**What is needed:** Give back the full listing verbatim, apart from its images.

[Lines of data]
------------------------------------
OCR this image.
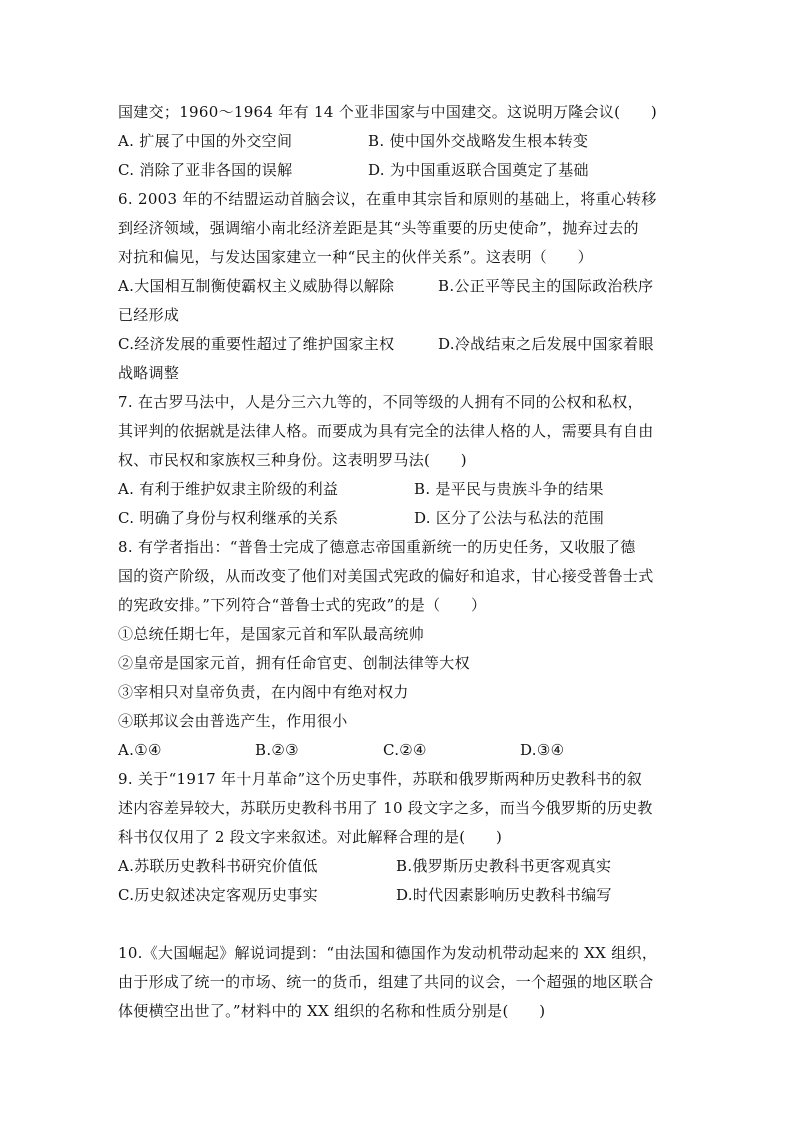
国建交；1960～1964 年有 14 个亚非国家与中国建交。这说明万隆会议(　　)
A. 扩展了中国的外交空间	B. 使中国外交战略发生根本转变
C. 消除了亚非各国的误解	D. 为中国重返联合国奠定了基础
6. 2003 年的不结盟运动首脑会议，在重申其宗旨和原则的基础上，将重心转移
到经济领域，强调缩小南北经济差距是其“头等重要的历史使命”，抛弃过去的
对抗和偏见，与发达国家建立一种“民主的伙伴关系”。这表明（　　）
A.大国相互制衡使霸权主义威胁得以解除	B.公正平等民主的国际政治秩序
已经形成
C.经济发展的重要性超过了维护国家主权	D.冷战结束之后发展中国家着眼
战略调整
7. 在古罗马法中，人是分三六九等的，不同等级的人拥有不同的公权和私权，
其评判的依据就是法律人格。而要成为具有完全的法律人格的人，需要具有自由
权、市民权和家族权三种身份。这表明罗马法(　　)
A. 有利于维护奴隶主阶级的利益	B. 是平民与贵族斗争的结果
C. 明确了身份与权利继承的关系	D. 区分了公法与私法的范围
8. 有学者指出：“普鲁士完成了德意志帝国重新统一的历史任务，又收服了德
国的资产阶级，从而改变了他们对美国式宪政的偏好和追求，甘心接受普鲁士式
的宪政安排。”下列符合“普鲁士式的宪政”的是（　　）
①总统任期七年，是国家元首和军队最高统帅
②皇帝是国家元首，拥有任命官吏、创制法律等大权
③宰相只对皇帝负责，在内阁中有绝对权力
④联邦议会由普选产生，作用很小
A.①④	B.②③	C.②④	D.③④
9. 关于“1917 年十月革命”这个历史事件，苏联和俄罗斯两种历史教科书的叙
述内容差异较大，苏联历史教科书用了 10 段文字之多，而当今俄罗斯的历史教
科书仅仅用了 2 段文字来叙述。对此解释合理的是(　　)
A.苏联历史教科书研究价值低	B.俄罗斯历史教科书更客观真实
C.历史叙述决定客观历史事实	D.时代因素影响历史教科书编写
10.《大国崛起》解说词提到：“由法国和德国作为发动机带动起来的 XX 组织，
由于形成了统一的市场、统一的货币，组建了共同的议会，一个超强的地区联合
体便横空出世了。”材料中的 XX 组织的名称和性质分别是(　　)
------------------------------------
**Answer to the task:**
OCR this image.
国建交；1960～1964 年有 14 个亚非国家与中国建交。这说明万隆会议(　　)
A. 扩展了中国的外交空间	B. 使中国外交战略发生根本转变
C. 消除了亚非各国的误解	D. 为中国重返联合国奠定了基础
6. 2003 年的不结盟运动首脑会议，在重申其宗旨和原则的基础上，将重心转移
到经济领域，强调缩小南北经济差距是其“头等重要的历史使命”，抛弃过去的
对抗和偏见，与发达国家建立一种“民主的伙伴关系”。这表明（　　）
A.大国相互制衡使霸权主义威胁得以解除	B.公正平等民主的国际政治秩序
已经形成
C.经济发展的重要性超过了维护国家主权	D.冷战结束之后发展中国家着眼
战略调整
7. 在古罗马法中，人是分三六九等的，不同等级的人拥有不同的公权和私权，
其评判的依据就是法律人格。而要成为具有完全的法律人格的人，需要具有自由
权、市民权和家族权三种身份。这表明罗马法(　　)
A. 有利于维护奴隶主阶级的利益	B. 是平民与贵族斗争的结果
C. 明确了身份与权利继承的关系	D. 区分了公法与私法的范围
8. 有学者指出：“普鲁士完成了德意志帝国重新统一的历史任务，又收服了德
国的资产阶级，从而改变了他们对美国式宪政的偏好和追求，甘心接受普鲁士式
的宪政安排。”下列符合“普鲁士式的宪政”的是（　　）
①总统任期七年，是国家元首和军队最高统帅
②皇帝是国家元首，拥有任命官吏、创制法律等大权
③宰相只对皇帝负责，在内阁中有绝对权力
④联邦议会由普选产生，作用很小
A.①④	B.②③	C.②④	D.③④
9. 关于“1917 年十月革命”这个历史事件，苏联和俄罗斯两种历史教科书的叙
述内容差异较大，苏联历史教科书用了 10 段文字之多，而当今俄罗斯的历史教
科书仅仅用了 2 段文字来叙述。对此解释合理的是(　　)
A.苏联历史教科书研究价值低	B.俄罗斯历史教科书更客观真实
C.历史叙述决定客观历史事实	D.时代因素影响历史教科书编写
10.《大国崛起》解说词提到：“由法国和德国作为发动机带动起来的 XX 组织，
由于形成了统一的市场、统一的货币，组建了共同的议会，一个超强的地区联合
体便横空出世了。”材料中的 XX 组织的名称和性质分别是(　　)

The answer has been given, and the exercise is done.